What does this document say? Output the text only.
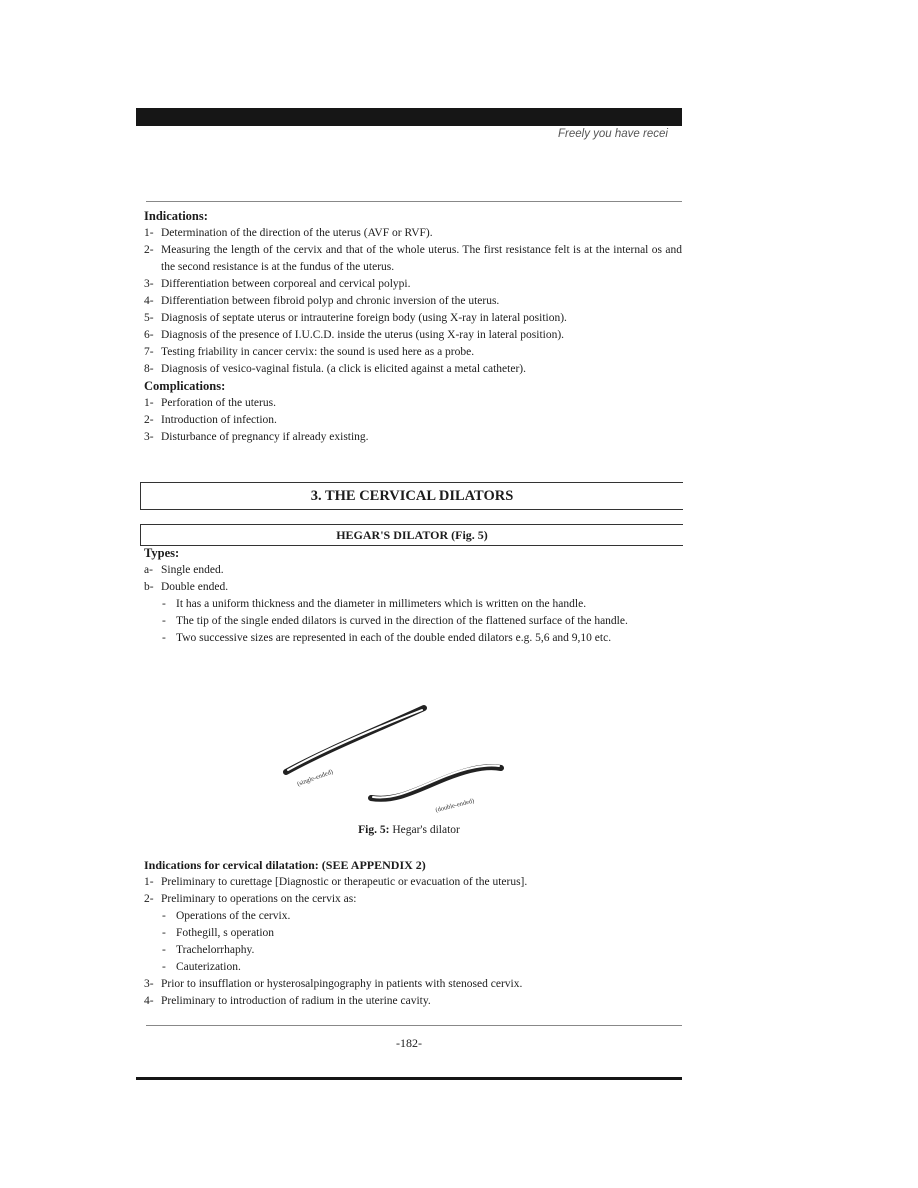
Freely you have recei
Indications:
1- Determination of the direction of the uterus (AVF or RVF).
2- Measuring the length of the cervix and that of the whole uterus. The first resistance felt is at the internal os and the second resistance is at the fundus of the uterus.
3- Differentiation between corporeal and cervical polypi.
4- Differentiation between fibroid polyp and chronic inversion of the uterus.
5- Diagnosis of septate uterus or intrauterine foreign body (using X-ray in lateral position).
6- Diagnosis of the presence of I.U.C.D. inside the uterus (using X-ray in lateral position).
7- Testing friability in cancer cervix: the sound is used here as a probe.
8- Diagnosis of vesico-vaginal fistula. (a click is elicited against a metal catheter).
Complications:
1- Perforation of the uterus.
2- Introduction of infection.
3- Disturbance of pregnancy if already existing.
3. THE CERVICAL DILATORS
HEGAR'S DILATOR (Fig. 5)
Types:
a- Single ended.
b- Double ended.
- It has a uniform thickness and the diameter in millimeters which is written on the handle.
- The tip of the single ended dilators is curved in the direction of the flattened surface of the handle.
- Two successive sizes are represented in each of the double ended dilators e.g. 5,6 and 9,10 etc.
(single-ended)
(double-ended)
Fig. 5: Hegar's dilator
Indications for cervical dilatation: (SEE APPENDIX 2)
1- Preliminary to curettage [Diagnostic or therapeutic or evacuation of the uterus].
2- Preliminary to operations on the cervix as:
- Operations of the cervix.
- Fothegill, s operation
- Trachelorrhaphy.
- Cauterization.
3- Prior to insufflation or hysterosalpingography in patients with stenosed cervix.
4- Preliminary to introduction of radium in the uterine cavity.
-182-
━━━━━━━━━━━━━━━━━━━━━━━━━━━━━━
■ HOW TO COMPLETE THIS TASK:
Your answer should set down the listing verbatim and leave out its images.

■ EXERCISE ANSWER:
What does this document say? Output the text only.
Freely you have recei
Indications:
1- Determination of the direction of the uterus (AVF or RVF).
2- Measuring the length of the cervix and that of the whole uterus. The first resistance felt is at the internal os and the second resistance is at the fundus of the uterus.
3- Differentiation between corporeal and cervical polypi.
4- Differentiation between fibroid polyp and chronic inversion of the uterus.
5- Diagnosis of septate uterus or intrauterine foreign body (using X-ray in lateral position).
6- Diagnosis of the presence of I.U.C.D. inside the uterus (using X-ray in lateral position).
7- Testing friability in cancer cervix: the sound is used here as a probe.
8- Diagnosis of vesico-vaginal fistula. (a click is elicited against a metal catheter).
Complications:
1- Perforation of the uterus.
2- Introduction of infection.
3- Disturbance of pregnancy if already existing.
3. THE CERVICAL DILATORS
HEGAR'S DILATOR (Fig. 5)
Types:
a- Single ended.
b- Double ended.
- It has a uniform thickness and the diameter in millimeters which is written on the handle.
- The tip of the single ended dilators is curved in the direction of the flattened surface of the handle.
- Two successive sizes are represented in each of the double ended dilators e.g. 5,6 and 9,10 etc.
(single-ended)
(double-ended)
Fig. 5: Hegar's dilator
Indications for cervical dilatation: (SEE APPENDIX 2)
1- Preliminary to curettage [Diagnostic or therapeutic or evacuation of the uterus].
2- Preliminary to operations on the cervix as:
- Operations of the cervix.
- Fothegill, s operation
- Trachelorrhaphy.
- Cauterization.
3- Prior to insufflation or hysterosalpingography in patients with stenosed cervix.
4- Preliminary to introduction of radium in the uterine cavity.
-182-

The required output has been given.